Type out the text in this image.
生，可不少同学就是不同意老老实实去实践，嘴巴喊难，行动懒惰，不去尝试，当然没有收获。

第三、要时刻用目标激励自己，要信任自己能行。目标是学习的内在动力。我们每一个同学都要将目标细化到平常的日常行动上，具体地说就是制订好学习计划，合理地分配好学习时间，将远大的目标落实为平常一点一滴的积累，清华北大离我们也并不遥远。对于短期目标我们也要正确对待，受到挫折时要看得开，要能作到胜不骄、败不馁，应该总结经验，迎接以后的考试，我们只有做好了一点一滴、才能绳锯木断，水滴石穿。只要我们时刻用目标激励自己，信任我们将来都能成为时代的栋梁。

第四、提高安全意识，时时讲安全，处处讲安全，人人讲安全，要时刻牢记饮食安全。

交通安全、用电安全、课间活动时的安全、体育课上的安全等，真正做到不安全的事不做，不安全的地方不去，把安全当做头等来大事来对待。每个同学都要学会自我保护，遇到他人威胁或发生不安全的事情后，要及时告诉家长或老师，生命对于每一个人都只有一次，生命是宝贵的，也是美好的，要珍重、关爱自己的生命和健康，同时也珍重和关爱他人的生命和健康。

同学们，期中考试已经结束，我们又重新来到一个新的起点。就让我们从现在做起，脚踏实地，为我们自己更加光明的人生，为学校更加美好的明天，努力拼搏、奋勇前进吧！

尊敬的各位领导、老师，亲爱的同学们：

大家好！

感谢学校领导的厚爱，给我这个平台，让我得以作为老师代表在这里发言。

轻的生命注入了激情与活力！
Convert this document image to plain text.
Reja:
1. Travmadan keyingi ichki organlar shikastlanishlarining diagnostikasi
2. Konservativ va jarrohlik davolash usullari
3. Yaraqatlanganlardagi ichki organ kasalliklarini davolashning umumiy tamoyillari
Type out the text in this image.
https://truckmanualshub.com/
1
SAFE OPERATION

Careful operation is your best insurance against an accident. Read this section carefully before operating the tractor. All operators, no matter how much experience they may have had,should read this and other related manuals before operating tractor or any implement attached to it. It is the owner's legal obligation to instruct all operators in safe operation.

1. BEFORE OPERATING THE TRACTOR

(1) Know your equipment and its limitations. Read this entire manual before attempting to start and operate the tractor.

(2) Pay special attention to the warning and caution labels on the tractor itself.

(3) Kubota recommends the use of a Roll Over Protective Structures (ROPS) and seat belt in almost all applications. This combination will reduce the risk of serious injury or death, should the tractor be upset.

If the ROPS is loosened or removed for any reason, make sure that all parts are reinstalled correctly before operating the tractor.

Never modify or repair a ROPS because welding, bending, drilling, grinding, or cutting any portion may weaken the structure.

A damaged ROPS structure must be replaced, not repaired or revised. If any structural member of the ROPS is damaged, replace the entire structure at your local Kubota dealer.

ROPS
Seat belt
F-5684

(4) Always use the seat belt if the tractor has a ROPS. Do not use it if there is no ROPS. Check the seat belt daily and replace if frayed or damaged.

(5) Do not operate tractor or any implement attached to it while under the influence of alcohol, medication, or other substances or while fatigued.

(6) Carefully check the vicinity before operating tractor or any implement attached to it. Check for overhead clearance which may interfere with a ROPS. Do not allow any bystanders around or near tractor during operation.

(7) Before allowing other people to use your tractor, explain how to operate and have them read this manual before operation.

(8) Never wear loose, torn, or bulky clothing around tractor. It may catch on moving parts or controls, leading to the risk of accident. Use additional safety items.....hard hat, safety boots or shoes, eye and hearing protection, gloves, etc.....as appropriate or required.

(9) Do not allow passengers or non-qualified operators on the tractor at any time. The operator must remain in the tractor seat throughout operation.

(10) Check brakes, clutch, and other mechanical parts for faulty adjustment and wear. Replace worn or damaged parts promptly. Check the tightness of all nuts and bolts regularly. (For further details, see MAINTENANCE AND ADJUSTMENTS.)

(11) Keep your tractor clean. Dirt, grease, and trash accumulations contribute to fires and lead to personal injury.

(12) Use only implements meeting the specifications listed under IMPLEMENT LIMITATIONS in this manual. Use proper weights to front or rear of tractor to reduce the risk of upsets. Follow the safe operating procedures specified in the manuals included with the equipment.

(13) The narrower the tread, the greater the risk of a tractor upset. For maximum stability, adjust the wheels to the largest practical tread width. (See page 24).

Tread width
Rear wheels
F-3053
______________________________
**Written request**
Each line above must be printed exactly as it appears.

**Problem solution**
Type out the text in this image.
生，可不少同学就是不同意老老实实去实践，嘴巴喊难，行动懒惰，不去尝试，当然没有收获。

第三、要时刻用目标激励自己，要信任自己能行。目标是学习的内在动力。我们每一个同学都要将目标细化到平常的日常行动上，具体地说就是制订好学习计划，合理地分配好学习时间，将远大的目标落实为平常一点一滴的积累，清华北大离我们也并不遥远。对于短期目标我们也要正确对待，受到挫折时要看得开，要能作到胜不骄、败不馁，应该总结经验，迎接以后的考试，我们只有做好了一点一滴、才能绳锯木断，水滴石穿。只要我们时刻用目标激励自己，信任我们将来都能成为时代的栋梁。

第四、提高安全意识，时时讲安全，处处讲安全，人人讲安全，要时刻牢记饮食安全。

交通安全、用电安全、课间活动时的安全、体育课上的安全等，真正做到不安全的事不做，不安全的地方不去，把安全当做头等来大事来对待。每个同学都要学会自我保护，遇到他人威胁或发生不安全的事情后，要及时告诉家长或老师，生命对于每一个人都只有一次，生命是宝贵的，也是美好的，要珍重、关爱自己的生命和健康，同时也珍重和关爱他人的生命和健康。

同学们，期中考试已经结束，我们又重新来到一个新的起点。就让我们从现在做起，脚踏实地，为我们自己更加光明的人生，为学校更加美好的明天，努力拼搏、奋勇前进吧！

尊敬的各位领导、老师，亲爱的同学们：

大家好！

感谢学校领导的厚爱，给我这个平台，让我得以作为老师代表在这里发言。

轻的生命注入了激情与活力！
Convert this document image to plain text.
Reja:
1. Travmadan keyingi ichki organlar shikastlanishlarining diagnostikasi
2. Konservativ va jarrohlik davolash usullari
3. Yaraqatlanganlardagi ichki organ kasalliklarini davolashning umumiy tamoyillari
Type out the text in this image.
https://truckmanualshub.com/
1
SAFE OPERATION

Careful operation is your best insurance against an accident. Read this section carefully before operating the tractor. All operators, no matter how much experience they may have had,should read this and other related manuals before operating tractor or any implement attached to it. It is the owner's legal obligation to instruct all operators in safe operation.

1. BEFORE OPERATING THE TRACTOR

(1) Know your equipment and its limitations. Read this entire manual before attempting to start and operate the tractor.

(2) Pay special attention to the warning and caution labels on the tractor itself.

(3) Kubota recommends the use of a Roll Over Protective Structures (ROPS) and seat belt in almost all applications. This combination will reduce the risk of serious injury or death, should the tractor be upset.

If the ROPS is loosened or removed for any reason, make sure that all parts are reinstalled correctly before operating the tractor.

Never modify or repair a ROPS because welding, bending, drilling, grinding, or cutting any portion may weaken the structure.

A damaged ROPS structure must be replaced, not repaired or revised. If any structural member of the ROPS is damaged, replace the entire structure at your local Kubota dealer.

ROPS
Seat belt
F-5684

(4) Always use the seat belt if the tractor has a ROPS. Do not use it if there is no ROPS. Check the seat belt daily and replace if frayed or damaged.

(5) Do not operate tractor or any implement attached to it while under the influence of alcohol, medication, or other substances or while fatigued.

(6) Carefully check the vicinity before operating tractor or any implement attached to it. Check for overhead clearance which may interfere with a ROPS. Do not allow any bystanders around or near tractor during operation.

(7) Before allowing other people to use your tractor, explain how to operate and have them read this manual before operation.

(8) Never wear loose, torn, or bulky clothing around tractor. It may catch on moving parts or controls, leading to the risk of accident. Use additional safety items.....hard hat, safety boots or shoes, eye and hearing protection, gloves, etc.....as appropriate or required.

(9) Do not allow passengers or non-qualified operators on the tractor at any time. The operator must remain in the tractor seat throughout operation.

(10) Check brakes, clutch, and other mechanical parts for faulty adjustment and wear. Replace worn or damaged parts promptly. Check the tightness of all nuts and bolts regularly. (For further details, see MAINTENANCE AND ADJUSTMENTS.)

(11) Keep your tractor clean. Dirt, grease, and trash accumulations contribute to fires and lead to personal injury.

(12) Use only implements meeting the specifications listed under IMPLEMENT LIMITATIONS in this manual. Use proper weights to front or rear of tractor to reduce the risk of upsets. Follow the safe operating procedures specified in the manuals included with the equipment.

(13) The narrower the tread, the greater the risk of a tractor upset. For maximum stability, adjust the wheels to the largest practical tread width. (See page 24).

Tread width
Rear wheels
F-3053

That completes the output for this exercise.